**Task brief:** Copy each line in the data that includes the word "text".

**Data excerpts:**
= = =

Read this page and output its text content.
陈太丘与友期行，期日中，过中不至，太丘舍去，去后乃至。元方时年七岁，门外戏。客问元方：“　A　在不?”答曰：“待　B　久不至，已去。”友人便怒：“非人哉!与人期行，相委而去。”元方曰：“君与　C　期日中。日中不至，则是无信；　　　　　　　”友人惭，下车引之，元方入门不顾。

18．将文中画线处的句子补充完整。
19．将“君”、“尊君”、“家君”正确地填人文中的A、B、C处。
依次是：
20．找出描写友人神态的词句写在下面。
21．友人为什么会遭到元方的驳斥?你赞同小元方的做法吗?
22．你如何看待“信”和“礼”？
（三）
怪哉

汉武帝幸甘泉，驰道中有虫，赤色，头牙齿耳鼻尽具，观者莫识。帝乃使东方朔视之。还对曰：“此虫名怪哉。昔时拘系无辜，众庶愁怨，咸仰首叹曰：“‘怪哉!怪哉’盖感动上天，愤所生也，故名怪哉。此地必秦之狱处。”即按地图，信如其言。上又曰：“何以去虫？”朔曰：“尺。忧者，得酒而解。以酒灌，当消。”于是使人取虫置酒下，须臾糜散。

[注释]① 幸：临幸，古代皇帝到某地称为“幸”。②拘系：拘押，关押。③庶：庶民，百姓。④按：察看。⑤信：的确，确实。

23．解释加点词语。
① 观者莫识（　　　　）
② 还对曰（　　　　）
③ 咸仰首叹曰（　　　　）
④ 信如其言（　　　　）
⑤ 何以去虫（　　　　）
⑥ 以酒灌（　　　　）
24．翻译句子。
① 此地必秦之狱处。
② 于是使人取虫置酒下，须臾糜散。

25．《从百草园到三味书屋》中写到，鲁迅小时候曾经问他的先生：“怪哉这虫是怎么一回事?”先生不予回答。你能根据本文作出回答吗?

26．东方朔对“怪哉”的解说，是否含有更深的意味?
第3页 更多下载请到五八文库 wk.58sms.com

= = =

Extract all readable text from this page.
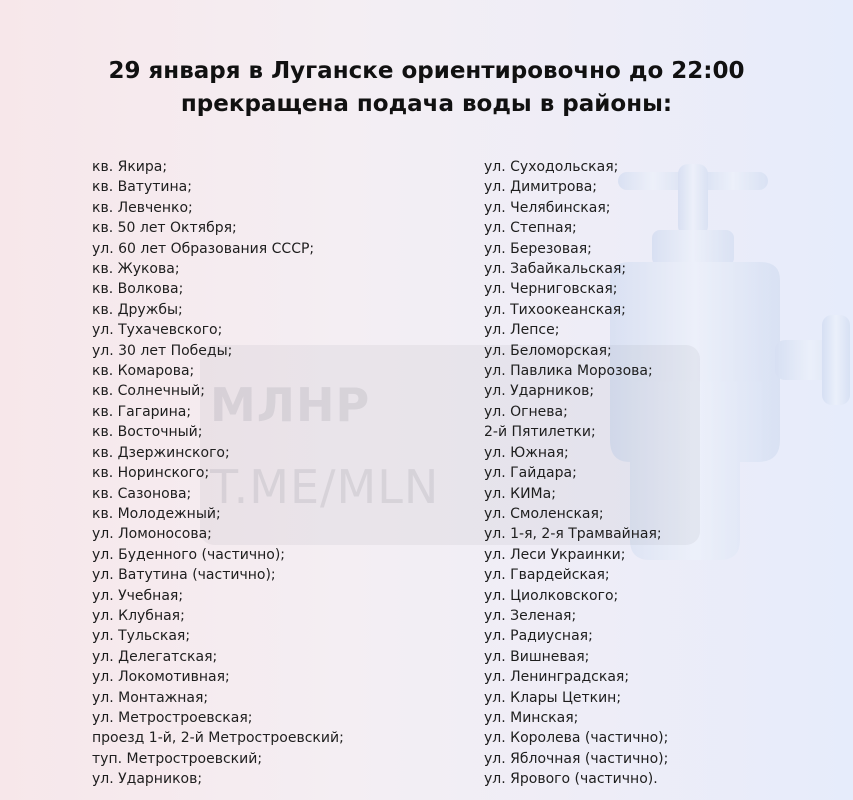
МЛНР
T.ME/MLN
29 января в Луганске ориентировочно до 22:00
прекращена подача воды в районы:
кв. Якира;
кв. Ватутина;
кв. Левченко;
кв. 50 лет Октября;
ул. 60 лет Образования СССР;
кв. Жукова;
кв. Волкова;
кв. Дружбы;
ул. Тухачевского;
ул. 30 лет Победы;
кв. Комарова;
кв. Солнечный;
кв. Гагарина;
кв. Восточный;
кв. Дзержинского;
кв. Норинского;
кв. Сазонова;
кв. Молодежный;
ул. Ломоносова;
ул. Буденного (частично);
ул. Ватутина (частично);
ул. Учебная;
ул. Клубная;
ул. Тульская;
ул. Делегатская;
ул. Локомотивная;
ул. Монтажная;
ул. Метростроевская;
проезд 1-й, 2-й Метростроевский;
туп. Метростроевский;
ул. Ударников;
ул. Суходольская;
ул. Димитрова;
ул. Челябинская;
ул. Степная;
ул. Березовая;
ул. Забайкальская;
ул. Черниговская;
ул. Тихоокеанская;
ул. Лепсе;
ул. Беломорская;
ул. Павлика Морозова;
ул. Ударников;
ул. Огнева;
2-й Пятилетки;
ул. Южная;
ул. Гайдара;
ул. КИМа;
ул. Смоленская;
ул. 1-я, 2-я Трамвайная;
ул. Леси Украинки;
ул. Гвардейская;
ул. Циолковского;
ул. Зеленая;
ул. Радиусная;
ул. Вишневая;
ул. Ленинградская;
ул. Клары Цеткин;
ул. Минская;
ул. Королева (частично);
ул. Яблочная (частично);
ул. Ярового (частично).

= = =

**Solution below:**
Read this page and output its text content.
Extract all readable text from this page.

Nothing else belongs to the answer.